___ RECORDS PROVIDED ___

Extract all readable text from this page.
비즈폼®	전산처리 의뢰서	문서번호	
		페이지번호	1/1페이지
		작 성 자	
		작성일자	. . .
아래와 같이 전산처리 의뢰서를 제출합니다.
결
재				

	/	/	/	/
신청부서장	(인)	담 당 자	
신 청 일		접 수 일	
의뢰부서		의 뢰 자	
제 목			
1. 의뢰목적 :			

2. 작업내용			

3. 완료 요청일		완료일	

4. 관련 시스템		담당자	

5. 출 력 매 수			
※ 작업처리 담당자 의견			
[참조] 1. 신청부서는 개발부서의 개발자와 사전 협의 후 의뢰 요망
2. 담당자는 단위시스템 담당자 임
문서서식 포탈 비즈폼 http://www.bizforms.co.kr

___

### WHAT THE EXERCISE ASKS
Transcribe the whole listing exactly.

### RESPONSE FOR THIS EXERCISE
Extract all readable text from this page.
비즈폼®	전산처리 의뢰서	문서번호	
		페이지번호	1/1페이지
		작 성 자	
		작성일자	. . .
아래와 같이 전산처리 의뢰서를 제출합니다.
결
재				

	/	/	/	/
신청부서장	(인)	담 당 자	
신 청 일		접 수 일	
의뢰부서		의 뢰 자	
제 목			
1. 의뢰목적 :			

2. 작업내용			

3. 완료 요청일		완료일	

4. 관련 시스템		담당자	

5. 출 력 매 수			
※ 작업처리 담당자 의견			
[참조] 1. 신청부서는 개발부서의 개발자와 사전 협의 후 의뢰 요망
2. 담당자는 단위시스템 담당자 임
문서서식 포탈 비즈폼 http://www.bizforms.co.kr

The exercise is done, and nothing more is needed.